---- Provided data

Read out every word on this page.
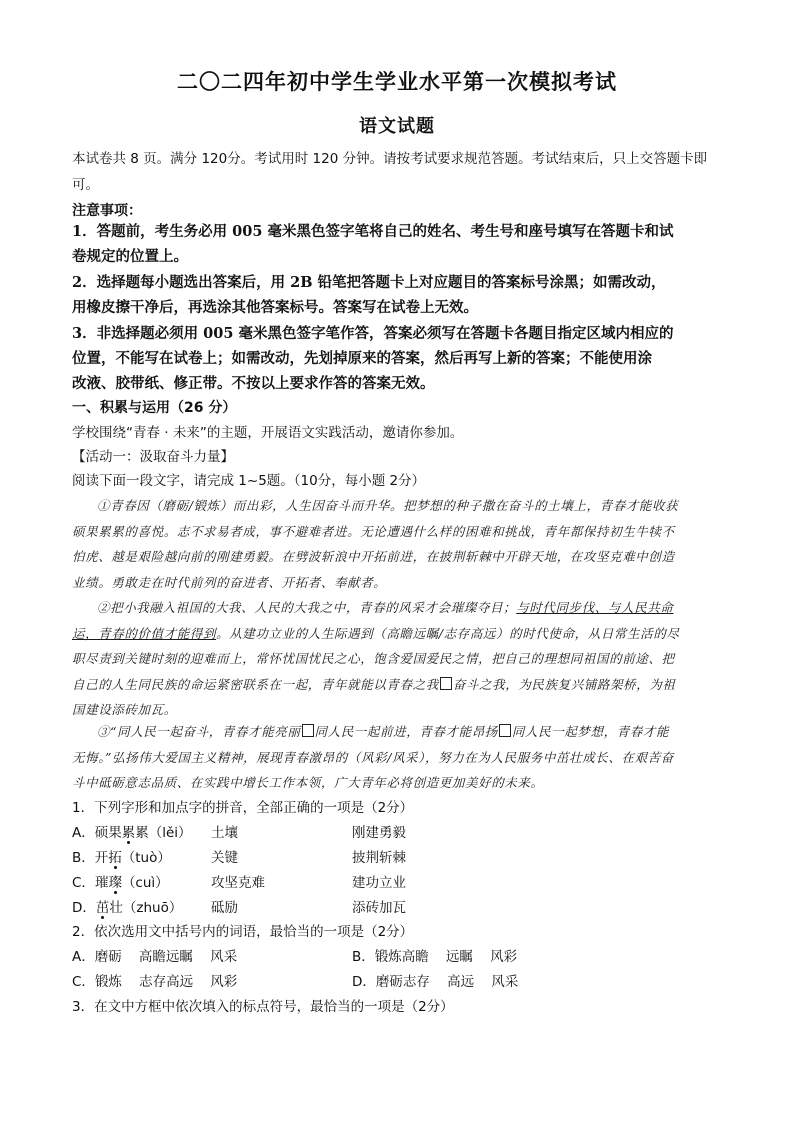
二〇二四年初中学生学业水平第一次模拟考试
语文试题
本试卷共 8 页。满分 120分。考试用时 120 分钟。请按考试要求规范答题。考试结束后，只上交答题卡即
可。
注意事项：
1．答题前，考生务必用 005 毫米黑色签字笔将自己的姓名、考生号和座号填写在答题卡和试
卷规定的位置上。
2．选择题每小题选出答案后，用 2B 铅笔把答题卡上对应题目的答案标号涂黑；如需改动，
用橡皮擦干净后，再选涂其他答案标号。答案写在试卷上无效。
3．非选择题必须用 005 毫米黑色签字笔作答，答案必须写在答题卡各题目指定区域内相应的
位置，不能写在试卷上；如需改动，先划掉原来的答案，然后再写上新的答案；不能使用涂
改液、胶带纸、修正带。不按以上要求作答的答案无效。
一、积累与运用（26 分）
学校围绕“青春 · 未来”的主题，开展语文实践活动，邀请你参加。
【活动一：汲取奋斗力量】
阅读下面一段文字，请完成 1~5题。（10分，每小题 2分）
①青春因（磨砺/锻炼）而出彩，人生因奋斗而升华。把梦想的种子撒在奋斗的土壤上，青春才能收获
硕果累累的喜悦。志不求易者成，事不避难者进。无论遭遇什么样的困难和挑战，青年都保持初生牛犊不
怕虎、越是艰险越向前的刚建勇毅。在劈波斩浪中开拓前进，在披荆斩棘中开辟天地，在攻坚克难中创造
业绩。勇敢走在时代前列的奋进者、开拓者、奉献者。
②把小我融入祖国的大我、人民的大我之中，青春的风采才会璀璨夺目；与时代同步伐、与人民共命
运，青春的价值才能得到。从建功立业的人生际遇到（高瞻远瞩/志存高远）的时代使命，从日常生活的尽
职尽责到关键时刻的迎难而上，常怀忧国忧民之心，饱含爱国爱民之情，把自己的理想同祖国的前途、把
自己的人生同民族的命运紧密联系在一起，青年就能以青春之我 奋斗之我，为民族复兴铺路架桥，为祖
国建设添砖加瓦。
③“同人民一起奋斗，青春才能亮丽 同人民一起前进，青春才能昂扬 同人民一起梦想，青春才能
无悔。”弘扬伟大爱国主义精神，展现青春激昂的（风彩/风采），努力在为人民服务中茁壮成长、在艰苦奋
斗中砥砺意志品质、在实践中增长工作本领，广大青年必将创造更加美好的未来。
1．下列字形和加点字的拼音，全部正确的一项是（2分）
A．硕果累累（lěi） 土壤	刚建勇毅
B．开拓（tuò）	关键	披荆斩棘
C．璀璨（cuì）	攻坚克难	建功立业
D．茁壮（zhuō） 砥励	添砖加瓦
2．依次选用文中括号内的词语，最恰当的一项是（2分）
A．磨砺    高瞻远瞩    风采	B．锻炼高瞻    远瞩    风彩
C．锻炼    志存高远    风彩	D．磨砺志存    高远    风采
3．在文中方框中依次填入的标点符号，最恰当的一项是（2分）
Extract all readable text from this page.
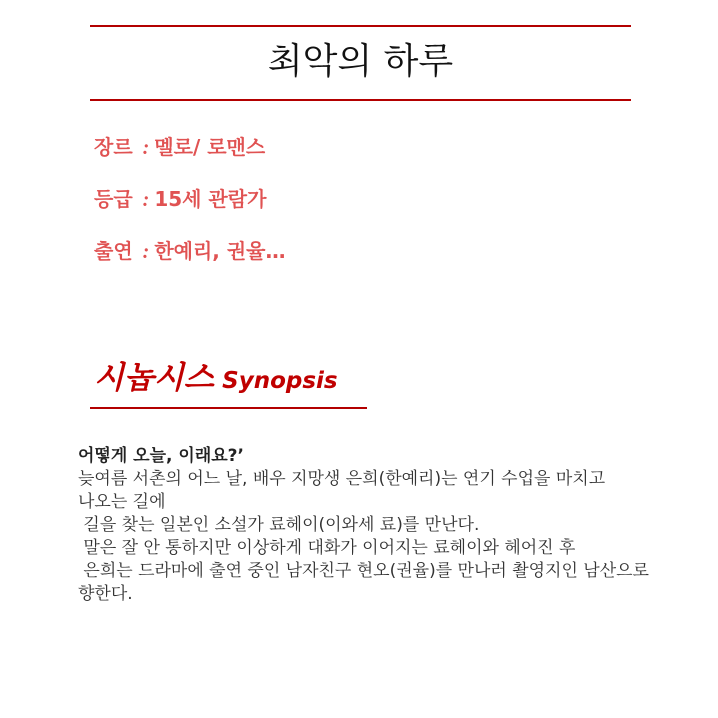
최악의 하루

장르  : 멜로/ 로맨스

등급  : 15세 관람가

출연  : 한예리, 권율…

시놉시스 Synopsis

어떻게 오늘, 이래요?’

늦여름 서촌의 어느 날, 배우 지망생 은희(한예리)는 연기 수업을 마치고

나오는 길에

길을 찾는 일본인 소설가 료헤이(이와세 료)를 만난다.

말은 잘 안 통하지만 이상하게 대화가 이어지는 료헤이와 헤어진 후

은희는 드라마에 출연 중인 남자친구 현오(권율)를 만나러 촬영지인 남산으로

향한다.
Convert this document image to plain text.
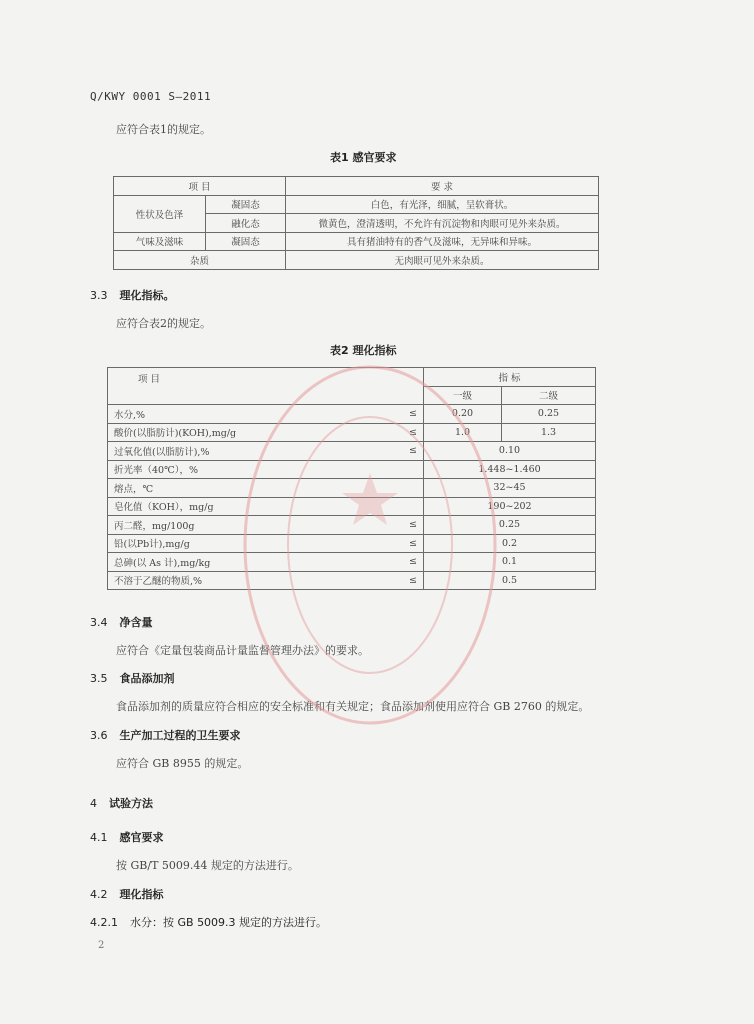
Q/KWY 0001 S—2011
应符合表1的规定。
表1 感官要求
项 目		要 求
性状及色泽	凝固态	白色，有光泽，细腻，呈软膏状。
	融化态	微黄色，澄清透明，不允许有沉淀物和肉眼可见外来杂质。
气味及滋味	凝固态	具有猪油特有的香气及滋味，无异味和异味。
杂质		无肉眼可见外来杂质。
3.3 理化指标。
应符合表2的规定。
表2 理化指标
项 目		指 标	
		一级	二级
水分,%	≤	0.20	0.25
酸价(以脂肪计)(KOH),mg/g	≤	1.0	1.3
过氧化值(以脂肪计),%	≤	0.10	
折光率（40℃），%		1.448~1.460	
熔点，℃		32~45	
皂化值（KOH），mg/g		190~202	
丙二醛，mg/100g	≤	0.25	
铅(以Pb计),mg/g	≤	0.2	
总砷(以 As 计),mg/kg	≤	0.1	
不溶于乙醚的物质,%	≤	0.5	
3.4 净含量
应符合《定量包装商品计量监督管理办法》的要求。
3.5 食品添加剂
食品添加剂的质量应符合相应的安全标准和有关规定；食品添加剂使用应符合 GB 2760 的规定。
3.6 生产加工过程的卫生要求
应符合 GB 8955 的规定。
4 试验方法
4.1 感官要求
按 GB/T 5009.44 规定的方法进行。
4.2 理化指标
4.2.1 水分：按 GB 5009.3 规定的方法进行。
2
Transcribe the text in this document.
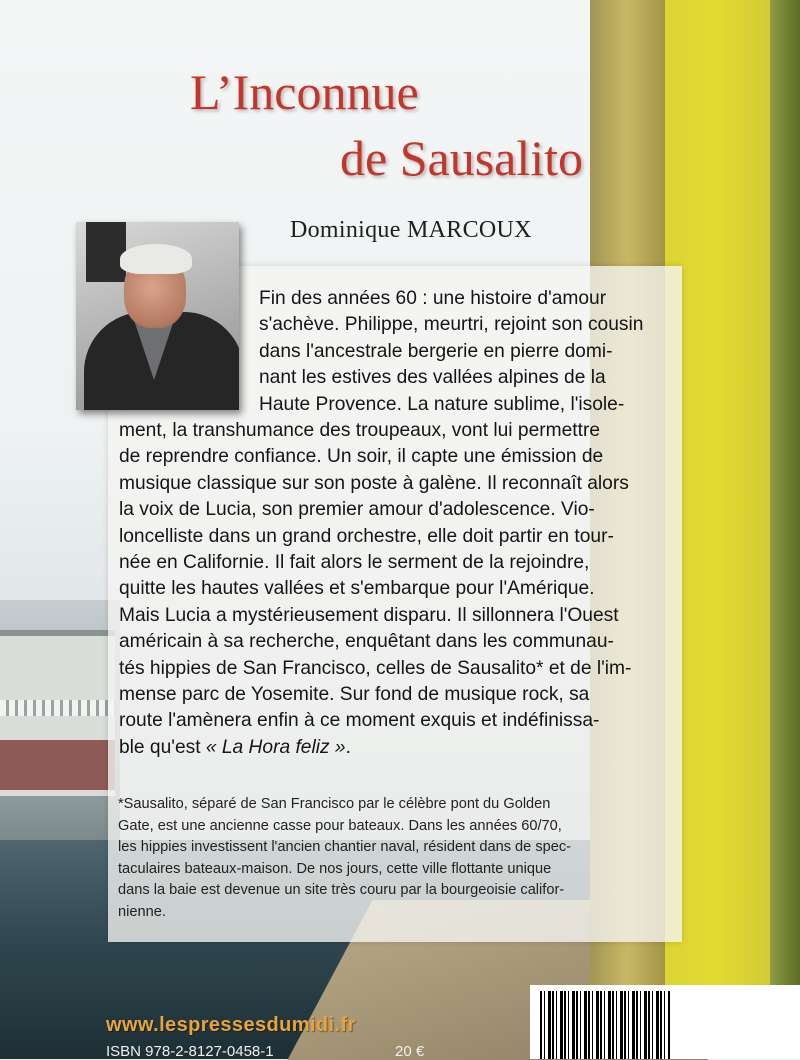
L’Inconnue
de Sausalito
Dominique MARCOUX
Fin des années 60 : une histoire d'amour
s'achève. Philippe, meurtri, rejoint son cousin
dans l'ancestrale bergerie en pierre domi-
nant les estives des vallées alpines de la
Haute Provence. La nature sublime, l'isole-
ment, la transhumance des troupeaux, vont lui permettre
de reprendre confiance. Un soir, il capte une émission de
musique classique sur son poste à galène. Il reconnaît alors
la voix de Lucia, son premier amour d'adolescence. Vio-
loncelliste dans un grand orchestre, elle doit partir en tour-
née en Californie. Il fait alors le serment de la rejoindre,
quitte les hautes vallées et s'embarque pour l'Amérique.
Mais Lucia a mystérieusement disparu. Il sillonnera l'Ouest
américain à sa recherche, enquêtant dans les communau-
tés hippies de San Francisco, celles de Sausalito* et de l'im-
mense parc de Yosemite. Sur fond de musique rock, sa
route l'amènera enfin à ce moment exquis et indéfinissa-
ble qu'est « La Hora feliz ».
*Sausalito, séparé de San Francisco par le célèbre pont du Golden
Gate, est une ancienne casse pour bateaux. Dans les années 60/70,
les hippies investissent l'ancien chantier naval, résident dans de spec-
taculaires bateaux-maison. De nos jours, cette ville flottante unique
dans la baie est devenue un site très couru par la bourgeoisie califor-
nienne.
www.lespressesdumidi.fr
ISBN 978-2-8127-0458-1	20 €
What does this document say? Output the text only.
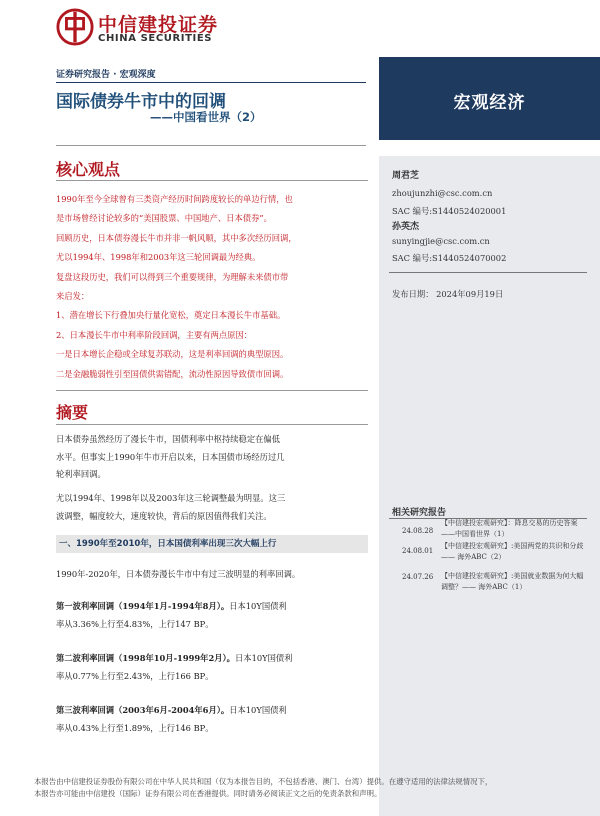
中信建投证券
CHINA SECURITIES
证券研究报告 · 宏观深度
国际债券牛市中的回调
——中国看世界（2）
宏观经济
核心观点

1990年至今全球曾有三类资产经历时间跨度较长的单边行情，也

是市场曾经讨论较多的“美国股票、中国地产、日本债券”。

回顾历史，日本债券漫长牛市并非一帆风顺，其中多次经历回调，

尤以1994年、1998年和2003年这三轮回调最为经典。

复盘这段历史，我们可以得到三个重要规律，为理解未来债市带

来启发：

1、潜在增长下行叠加央行量化宽松，奠定日本漫长牛市基础。

2、日本漫长牛市中利率阶段回调，主要有两点原因：

一是日本增长企稳或全球复苏联动，这是利率回调的典型原因。

二是金融脆弱性引至国债供需错配，流动性原因导致债市回调。

摘要
日本债券虽然经历了漫长牛市，国债利率中枢持续稳定在偏低
水平。但事实上1990年牛市开启以来，日本国债市场经历过几
轮利率回调。
尤以1994年、1998年以及2003年这三轮调整最为明显。这三
波调整，幅度较大，速度较快，背后的原因值得我们关注。
一、1990年至2010年，日本国债利率出现三次大幅上行
1990年-2020年，日本债券漫长牛市中有过三波明显的利率回调。
第一波利率回调（1994年1月-1994年8月）。日本10Y国债利
率从3.36%上行至4.83%，上行147 BP。
第二波利率回调（1998年10月-1999年2月）。日本10Y国债利
率从0.77%上行至2.43%，上行166 BP。
第三波利率回调（2003年6月-2004年6月）。日本10Y国债利
率从0.43%上行至1.89%，上行146 BP。
周君芝
zhoujunzhi@csc.com.cn
SAC 编号:S1440524020001
孙英杰
sunyingjie@csc.com.cn
SAC 编号:S1440524070002
发布日期： 2024年09月19日
相关研究报告
24.08.28
【中信建投宏观研究】：降息交易的历史答案——中国看世界（1）
24.08.01
【中信建投宏观研究】:美国两党的共识和分歧—— 海外ABC（2）
24.07.26 【中信建投宏观研究】:美国就业数据为何大幅调整？—— 海外ABC（1）
本报告由中信建投证券股份有限公司在中华人民共和国（仅为本报告目的，不包括香港、澳门、台湾）提供。在遵守适用的法律法规情况下，
本报告亦可能由中信建投（国际）证券有限公司在香港提供。同时请务必阅读正文之后的免责条款和声明。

--------

Description of the task
Without the pictures, retype exactly the lines from the one that holds "What does this" to the last line of the data above, both of them included.

Result for this task
What does this document say? Output the text only.
中信建投证券
CHINA SECURITIES
证券研究报告 · 宏观深度
国际债券牛市中的回调
——中国看世界（2）
宏观经济
核心观点

1990年至今全球曾有三类资产经历时间跨度较长的单边行情，也

是市场曾经讨论较多的“美国股票、中国地产、日本债券”。

回顾历史，日本债券漫长牛市并非一帆风顺，其中多次经历回调，

尤以1994年、1998年和2003年这三轮回调最为经典。

复盘这段历史，我们可以得到三个重要规律，为理解未来债市带

来启发：

1、潜在增长下行叠加央行量化宽松，奠定日本漫长牛市基础。

2、日本漫长牛市中利率阶段回调，主要有两点原因：

一是日本增长企稳或全球复苏联动，这是利率回调的典型原因。

二是金融脆弱性引至国债供需错配，流动性原因导致债市回调。

摘要
日本债券虽然经历了漫长牛市，国债利率中枢持续稳定在偏低
水平。但事实上1990年牛市开启以来，日本国债市场经历过几
轮利率回调。
尤以1994年、1998年以及2003年这三轮调整最为明显。这三
波调整，幅度较大，速度较快，背后的原因值得我们关注。
一、1990年至2010年，日本国债利率出现三次大幅上行
1990年-2020年，日本债券漫长牛市中有过三波明显的利率回调。
第一波利率回调（1994年1月-1994年8月）。日本10Y国债利
率从3.36%上行至4.83%，上行147 BP。
第二波利率回调（1998年10月-1999年2月）。日本10Y国债利
率从0.77%上行至2.43%，上行166 BP。
第三波利率回调（2003年6月-2004年6月）。日本10Y国债利
率从0.43%上行至1.89%，上行146 BP。
周君芝
zhoujunzhi@csc.com.cn
SAC 编号:S1440524020001
孙英杰
sunyingjie@csc.com.cn
SAC 编号:S1440524070002
发布日期： 2024年09月19日
相关研究报告
24.08.28
【中信建投宏观研究】：降息交易的历史答案——中国看世界（1）
24.08.01
【中信建投宏观研究】:美国两党的共识和分歧—— 海外ABC（2）
24.07.26 【中信建投宏观研究】:美国就业数据为何大幅调整？—— 海外ABC（1）
本报告由中信建投证券股份有限公司在中华人民共和国（仅为本报告目的，不包括香港、澳门、台湾）提供。在遵守适用的法律法规情况下，
本报告亦可能由中信建投（国际）证券有限公司在香港提供。同时请务必阅读正文之后的免责条款和声明。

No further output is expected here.